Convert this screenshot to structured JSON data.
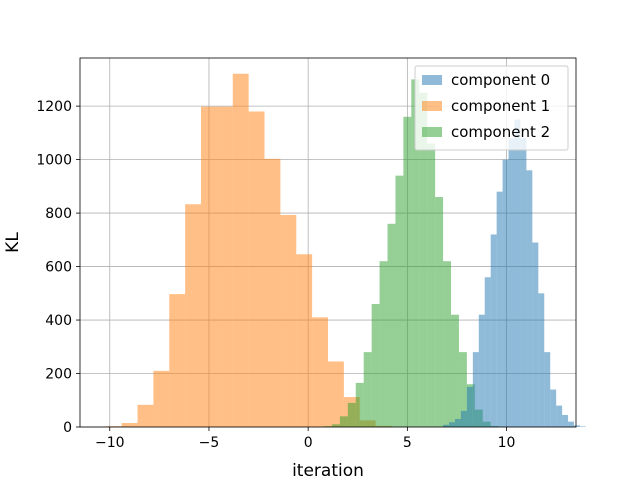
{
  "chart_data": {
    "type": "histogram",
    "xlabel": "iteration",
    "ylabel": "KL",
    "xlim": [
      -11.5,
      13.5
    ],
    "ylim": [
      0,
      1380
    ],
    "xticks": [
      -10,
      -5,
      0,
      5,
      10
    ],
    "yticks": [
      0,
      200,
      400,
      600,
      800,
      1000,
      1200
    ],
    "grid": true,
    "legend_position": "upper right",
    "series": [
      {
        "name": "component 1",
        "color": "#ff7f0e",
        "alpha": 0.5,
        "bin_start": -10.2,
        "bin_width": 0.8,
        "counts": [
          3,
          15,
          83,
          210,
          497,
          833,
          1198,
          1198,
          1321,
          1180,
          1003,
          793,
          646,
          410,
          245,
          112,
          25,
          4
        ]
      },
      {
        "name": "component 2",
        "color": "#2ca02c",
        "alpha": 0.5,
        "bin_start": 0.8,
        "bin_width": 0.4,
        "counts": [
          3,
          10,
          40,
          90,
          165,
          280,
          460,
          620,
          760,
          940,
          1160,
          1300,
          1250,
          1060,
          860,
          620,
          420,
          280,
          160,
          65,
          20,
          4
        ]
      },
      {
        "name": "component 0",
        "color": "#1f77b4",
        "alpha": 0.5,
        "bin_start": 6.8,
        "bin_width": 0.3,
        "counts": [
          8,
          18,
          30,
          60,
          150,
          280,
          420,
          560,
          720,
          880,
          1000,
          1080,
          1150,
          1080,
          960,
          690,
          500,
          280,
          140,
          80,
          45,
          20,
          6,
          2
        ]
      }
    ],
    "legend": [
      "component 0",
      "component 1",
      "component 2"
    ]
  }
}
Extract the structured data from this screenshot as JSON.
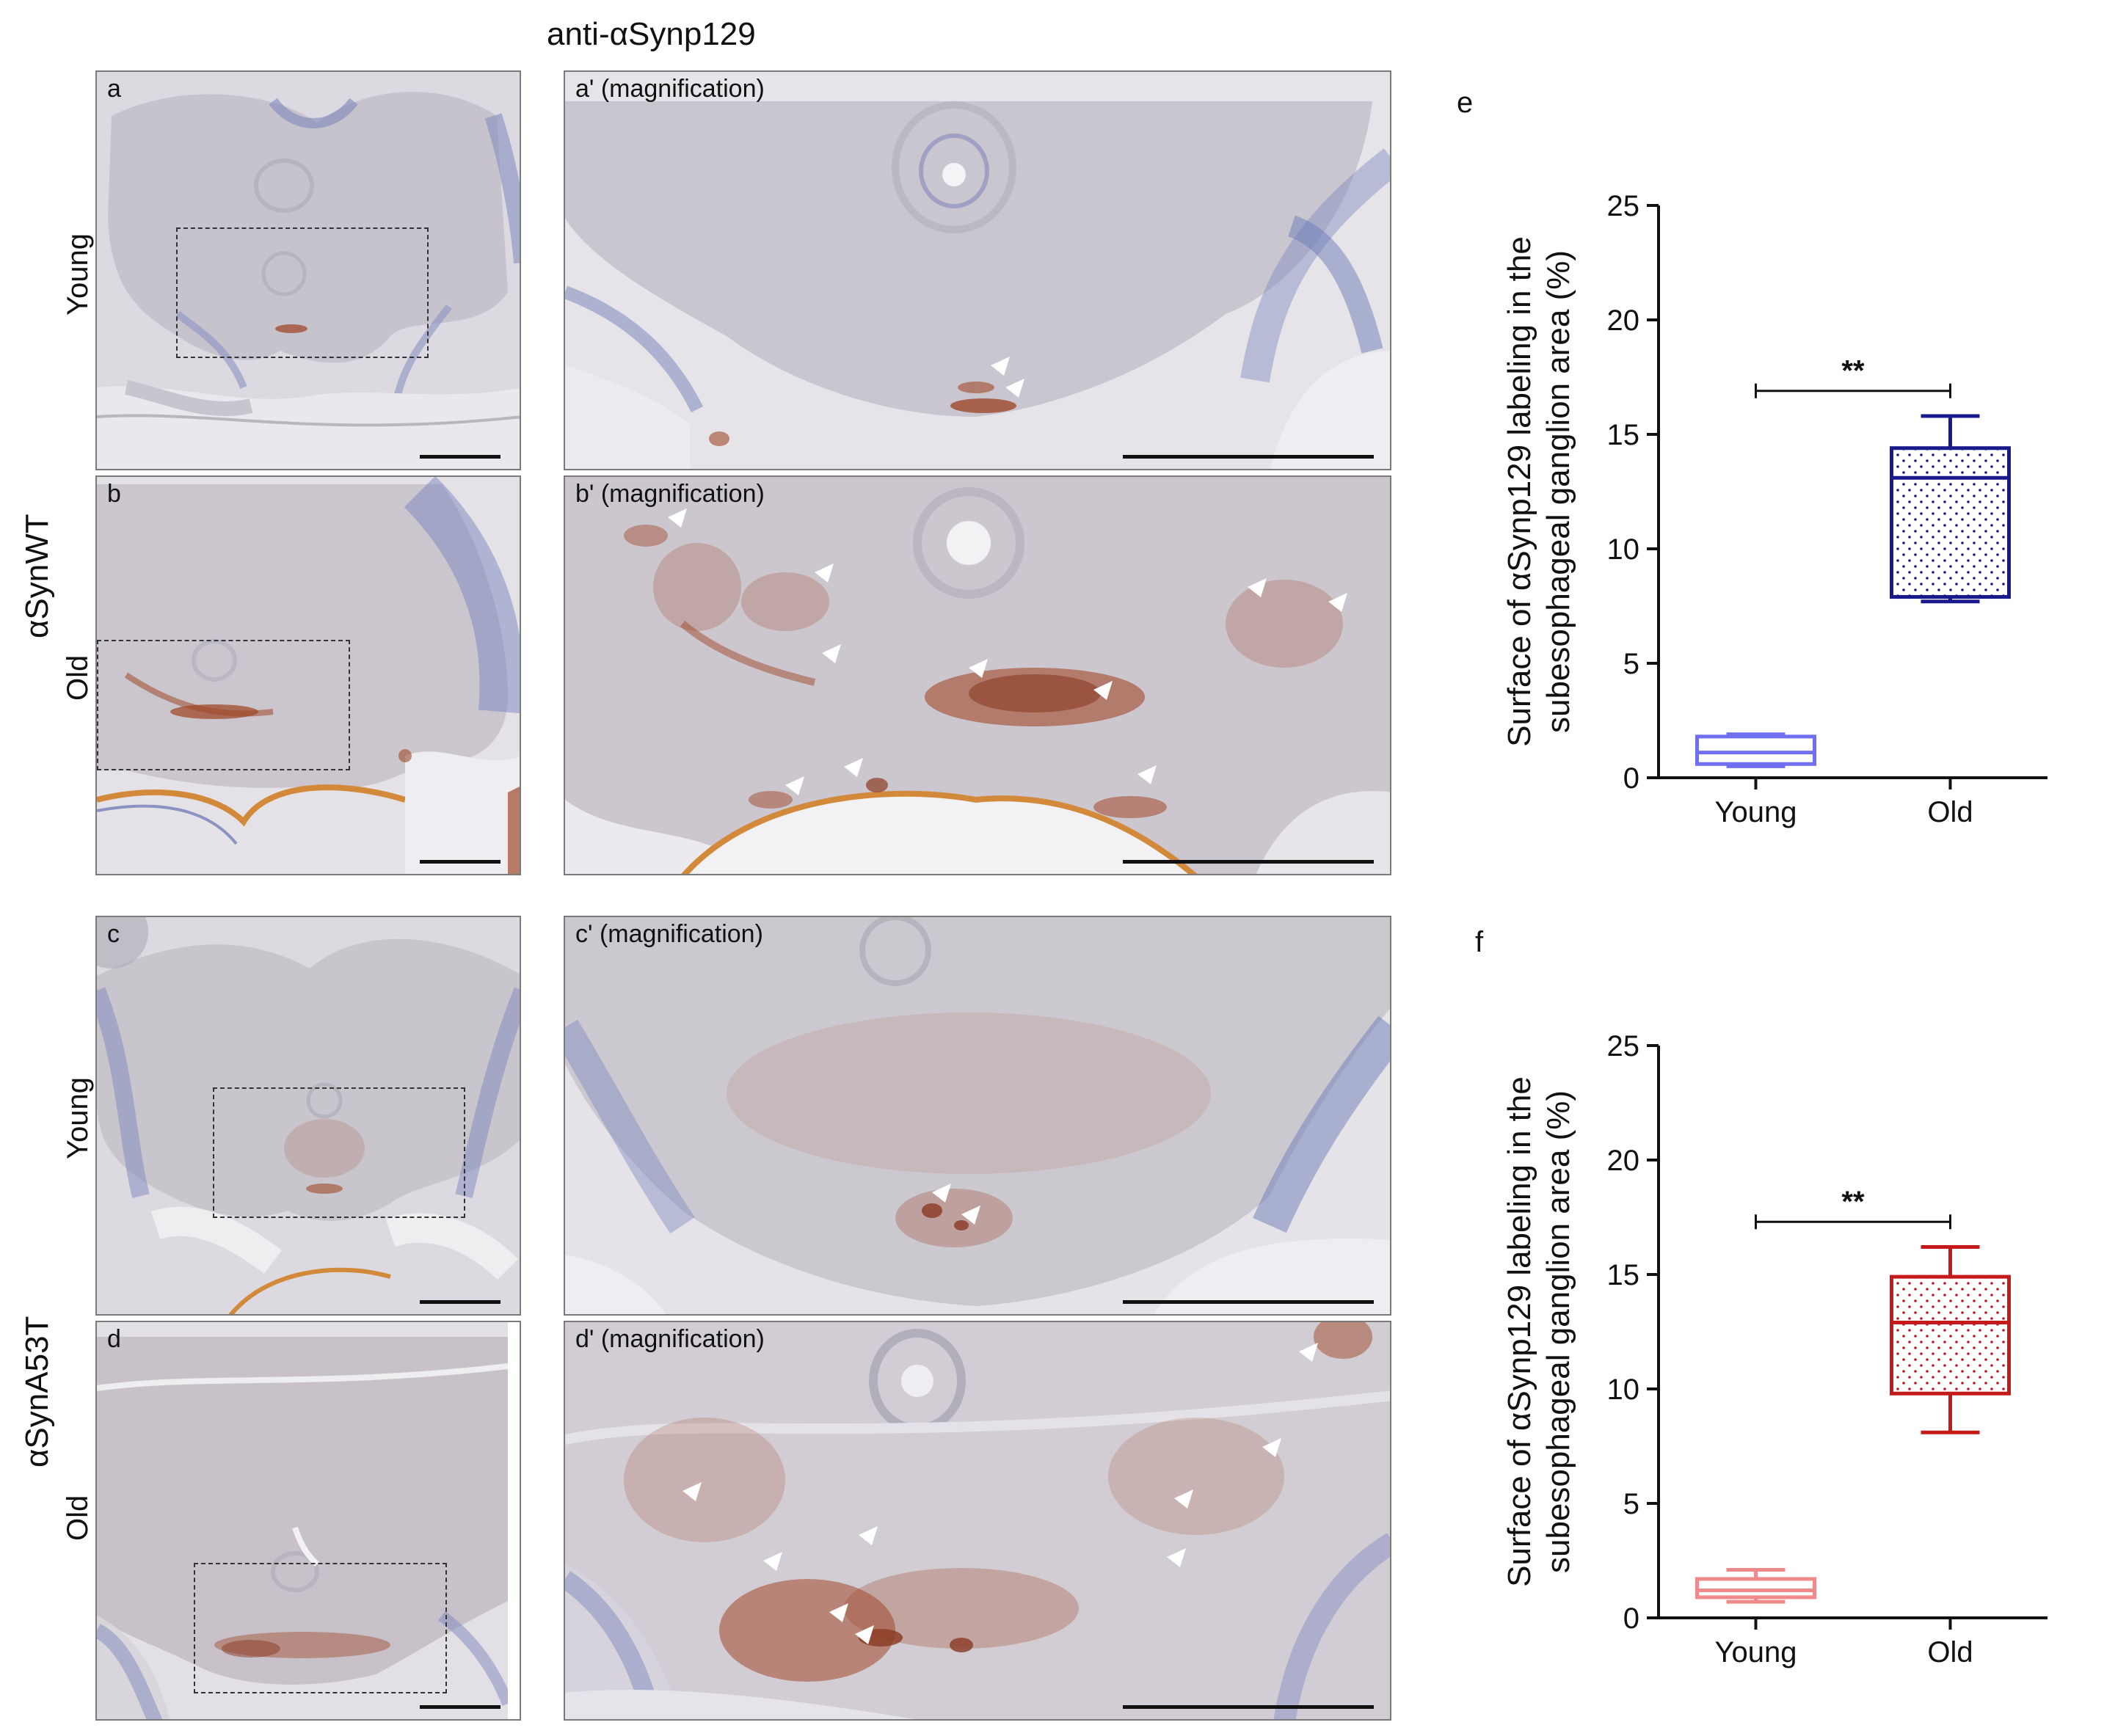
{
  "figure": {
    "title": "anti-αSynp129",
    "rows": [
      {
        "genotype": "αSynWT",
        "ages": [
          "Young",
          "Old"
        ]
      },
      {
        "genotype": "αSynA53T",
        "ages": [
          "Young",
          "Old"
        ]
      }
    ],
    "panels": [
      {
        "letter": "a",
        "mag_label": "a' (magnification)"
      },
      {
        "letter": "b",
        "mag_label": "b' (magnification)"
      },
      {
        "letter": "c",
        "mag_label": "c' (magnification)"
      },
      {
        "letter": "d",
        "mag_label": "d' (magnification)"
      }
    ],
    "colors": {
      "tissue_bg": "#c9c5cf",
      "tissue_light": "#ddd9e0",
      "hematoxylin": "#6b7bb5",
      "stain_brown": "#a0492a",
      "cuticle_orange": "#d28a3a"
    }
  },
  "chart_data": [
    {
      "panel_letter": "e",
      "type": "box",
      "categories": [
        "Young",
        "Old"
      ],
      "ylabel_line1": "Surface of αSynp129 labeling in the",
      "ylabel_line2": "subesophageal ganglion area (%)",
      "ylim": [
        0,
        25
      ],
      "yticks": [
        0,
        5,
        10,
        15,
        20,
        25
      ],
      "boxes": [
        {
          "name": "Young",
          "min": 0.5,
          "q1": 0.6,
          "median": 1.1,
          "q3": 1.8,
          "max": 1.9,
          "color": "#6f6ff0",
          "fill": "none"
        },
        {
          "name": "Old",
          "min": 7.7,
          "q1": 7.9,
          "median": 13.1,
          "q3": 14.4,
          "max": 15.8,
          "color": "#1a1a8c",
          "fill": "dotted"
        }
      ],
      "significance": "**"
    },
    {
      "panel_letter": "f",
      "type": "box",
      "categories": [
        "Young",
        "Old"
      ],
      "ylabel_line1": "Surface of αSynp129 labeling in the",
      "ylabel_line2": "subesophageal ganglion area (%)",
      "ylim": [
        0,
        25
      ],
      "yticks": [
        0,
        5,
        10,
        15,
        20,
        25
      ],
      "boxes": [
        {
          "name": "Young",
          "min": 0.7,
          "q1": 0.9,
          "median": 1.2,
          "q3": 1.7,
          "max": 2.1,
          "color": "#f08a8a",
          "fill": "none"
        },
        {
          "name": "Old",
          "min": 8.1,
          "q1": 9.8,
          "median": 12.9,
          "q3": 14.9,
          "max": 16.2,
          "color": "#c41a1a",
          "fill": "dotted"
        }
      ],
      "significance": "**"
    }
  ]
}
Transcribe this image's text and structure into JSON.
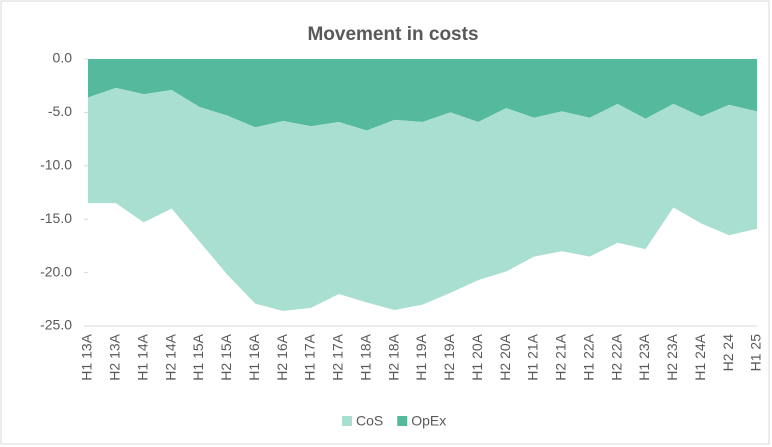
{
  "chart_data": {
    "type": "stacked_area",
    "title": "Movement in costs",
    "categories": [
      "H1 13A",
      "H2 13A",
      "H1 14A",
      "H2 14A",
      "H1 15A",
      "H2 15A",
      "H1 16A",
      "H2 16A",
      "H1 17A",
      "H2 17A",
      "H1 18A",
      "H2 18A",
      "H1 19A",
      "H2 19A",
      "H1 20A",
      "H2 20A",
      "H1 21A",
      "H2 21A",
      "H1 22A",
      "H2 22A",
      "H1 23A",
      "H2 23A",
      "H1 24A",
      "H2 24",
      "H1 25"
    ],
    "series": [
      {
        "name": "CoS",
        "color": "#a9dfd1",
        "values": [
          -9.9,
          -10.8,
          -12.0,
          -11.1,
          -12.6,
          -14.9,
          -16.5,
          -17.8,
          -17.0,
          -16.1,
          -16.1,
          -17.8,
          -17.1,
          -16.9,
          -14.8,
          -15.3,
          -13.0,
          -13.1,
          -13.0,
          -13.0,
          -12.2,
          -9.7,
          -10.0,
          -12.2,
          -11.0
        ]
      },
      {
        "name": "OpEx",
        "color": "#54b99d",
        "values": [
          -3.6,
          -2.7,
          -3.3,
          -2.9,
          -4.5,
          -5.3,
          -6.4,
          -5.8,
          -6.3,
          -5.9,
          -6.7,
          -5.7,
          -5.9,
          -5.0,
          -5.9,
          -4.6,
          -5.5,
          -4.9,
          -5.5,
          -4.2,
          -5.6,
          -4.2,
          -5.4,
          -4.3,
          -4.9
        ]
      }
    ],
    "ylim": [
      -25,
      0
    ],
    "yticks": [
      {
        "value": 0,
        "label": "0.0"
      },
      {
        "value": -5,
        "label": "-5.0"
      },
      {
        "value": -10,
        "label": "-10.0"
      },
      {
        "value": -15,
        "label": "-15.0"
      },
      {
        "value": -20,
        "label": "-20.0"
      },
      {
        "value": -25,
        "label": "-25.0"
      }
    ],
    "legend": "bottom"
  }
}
====
> TO DO: Copy out all the data without changing anything, and drop the pictures.

> CORRECT OUTPUT:
Convert this screenshot to structured JSON data.
{
  "chart_data": {
    "type": "histogram",
    "xlabel": "iteration",
    "ylabel": "KL",
    "xlim": [
      -11.5,
      13.5
    ],
    "ylim": [
      0,
      1380
    ],
    "xticks": [
      -10,
      -5,
      0,
      5,
      10
    ],
    "yticks": [
      0,
      200,
      400,
      600,
      800,
      1000,
      1200
    ],
    "grid": true,
    "legend_position": "upper right",
    "series": [
      {
        "name": "component 1",
        "color": "#ff7f0e",
        "alpha": 0.5,
        "bin_start": -10.2,
        "bin_width": 0.8,
        "counts": [
          3,
          15,
          83,
          210,
          497,
          833,
          1198,
          1198,
          1321,
          1180,
          1003,
          793,
          646,
          410,
          245,
          112,
          25,
          4
        ]
      },
      {
        "name": "component 2",
        "color": "#2ca02c",
        "alpha": 0.5,
        "bin_start": 0.8,
        "bin_width": 0.4,
        "counts": [
          3,
          10,
          40,
          90,
          165,
          280,
          460,
          620,
          760,
          940,
          1160,
          1300,
          1250,
          1060,
          860,
          620,
          420,
          280,
          160,
          65,
          20,
          4
        ]
      },
      {
        "name": "component 0",
        "color": "#1f77b4",
        "alpha": 0.5,
        "bin_start": 6.8,
        "bin_width": 0.3,
        "counts": [
          8,
          18,
          30,
          60,
          150,
          280,
          420,
          560,
          720,
          880,
          1000,
          1080,
          1150,
          1080,
          960,
          690,
          500,
          280,
          140,
          80,
          45,
          20,
          6,
          2
        ]
      }
    ],
    "legend": [
      "component 0",
      "component 1",
      "component 2"
    ]
  }
}
Extract the structured data from this screenshot as JSON.
{
  "figure": {
    "title": "anti-αSynp129",
    "rows": [
      {
        "genotype": "αSynWT",
        "ages": [
          "Young",
          "Old"
        ]
      },
      {
        "genotype": "αSynA53T",
        "ages": [
          "Young",
          "Old"
        ]
      }
    ],
    "panels": [
      {
        "letter": "a",
        "mag_label": "a' (magnification)"
      },
      {
        "letter": "b",
        "mag_label": "b' (magnification)"
      },
      {
        "letter": "c",
        "mag_label": "c' (magnification)"
      },
      {
        "letter": "d",
        "mag_label": "d' (magnification)"
      }
    ],
    "colors": {
      "tissue_bg": "#c9c5cf",
      "tissue_light": "#ddd9e0",
      "hematoxylin": "#6b7bb5",
      "stain_brown": "#a0492a",
      "cuticle_orange": "#d28a3a"
    }
  },
  "chart_data": [
    {
      "panel_letter": "e",
      "type": "box",
      "categories": [
        "Young",
        "Old"
      ],
      "ylabel_line1": "Surface of αSynp129 labeling in the",
      "ylabel_line2": "subesophageal ganglion area (%)",
      "ylim": [
        0,
        25
      ],
      "yticks": [
        0,
        5,
        10,
        15,
        20,
        25
      ],
      "boxes": [
        {
          "name": "Young",
          "min": 0.5,
          "q1": 0.6,
          "median": 1.1,
          "q3": 1.8,
          "max": 1.9,
          "color": "#6f6ff0",
          "fill": "none"
        },
        {
          "name": "Old",
          "min": 7.7,
          "q1": 7.9,
          "median": 13.1,
          "q3": 14.4,
          "max": 15.8,
          "color": "#1a1a8c",
          "fill": "dotted"
        }
      ],
      "significance": "**"
    },
    {
      "panel_letter": "f",
      "type": "box",
      "categories": [
        "Young",
        "Old"
      ],
      "ylabel_line1": "Surface of αSynp129 labeling in the",
      "ylabel_line2": "subesophageal ganglion area (%)",
      "ylim": [
        0,
        25
      ],
      "yticks": [
        0,
        5,
        10,
        15,
        20,
        25
      ],
      "boxes": [
        {
          "name": "Young",
          "min": 0.7,
          "q1": 0.9,
          "median": 1.2,
          "q3": 1.7,
          "max": 2.1,
          "color": "#f08a8a",
          "fill": "none"
        },
        {
          "name": "Old",
          "min": 8.1,
          "q1": 9.8,
          "median": 12.9,
          "q3": 14.9,
          "max": 16.2,
          "color": "#c41a1a",
          "fill": "dotted"
        }
      ],
      "significance": "**"
    }
  ]
}
Transcribe this image's text and structure into JSON.
{
  "chart_data": {
    "type": "stacked_area",
    "title": "Movement in costs",
    "categories": [
      "H1 13A",
      "H2 13A",
      "H1 14A",
      "H2 14A",
      "H1 15A",
      "H2 15A",
      "H1 16A",
      "H2 16A",
      "H1 17A",
      "H2 17A",
      "H1 18A",
      "H2 18A",
      "H1 19A",
      "H2 19A",
      "H1 20A",
      "H2 20A",
      "H1 21A",
      "H2 21A",
      "H1 22A",
      "H2 22A",
      "H1 23A",
      "H2 23A",
      "H1 24A",
      "H2 24",
      "H1 25"
    ],
    "series": [
      {
        "name": "CoS",
        "color": "#a9dfd1",
        "values": [
          -9.9,
          -10.8,
          -12.0,
          -11.1,
          -12.6,
          -14.9,
          -16.5,
          -17.8,
          -17.0,
          -16.1,
          -16.1,
          -17.8,
          -17.1,
          -16.9,
          -14.8,
          -15.3,
          -13.0,
          -13.1,
          -13.0,
          -13.0,
          -12.2,
          -9.7,
          -10.0,
          -12.2,
          -11.0
        ]
      },
      {
        "name": "OpEx",
        "color": "#54b99d",
        "values": [
          -3.6,
          -2.7,
          -3.3,
          -2.9,
          -4.5,
          -5.3,
          -6.4,
          -5.8,
          -6.3,
          -5.9,
          -6.7,
          -5.7,
          -5.9,
          -5.0,
          -5.9,
          -4.6,
          -5.5,
          -4.9,
          -5.5,
          -4.2,
          -5.6,
          -4.2,
          -5.4,
          -4.3,
          -4.9
        ]
      }
    ],
    "ylim": [
      -25,
      0
    ],
    "yticks": [
      {
        "value": 0,
        "label": "0.0"
      },
      {
        "value": -5,
        "label": "-5.0"
      },
      {
        "value": -10,
        "label": "-10.0"
      },
      {
        "value": -15,
        "label": "-15.0"
      },
      {
        "value": -20,
        "label": "-20.0"
      },
      {
        "value": -25,
        "label": "-25.0"
      }
    ],
    "legend": "bottom"
  }
}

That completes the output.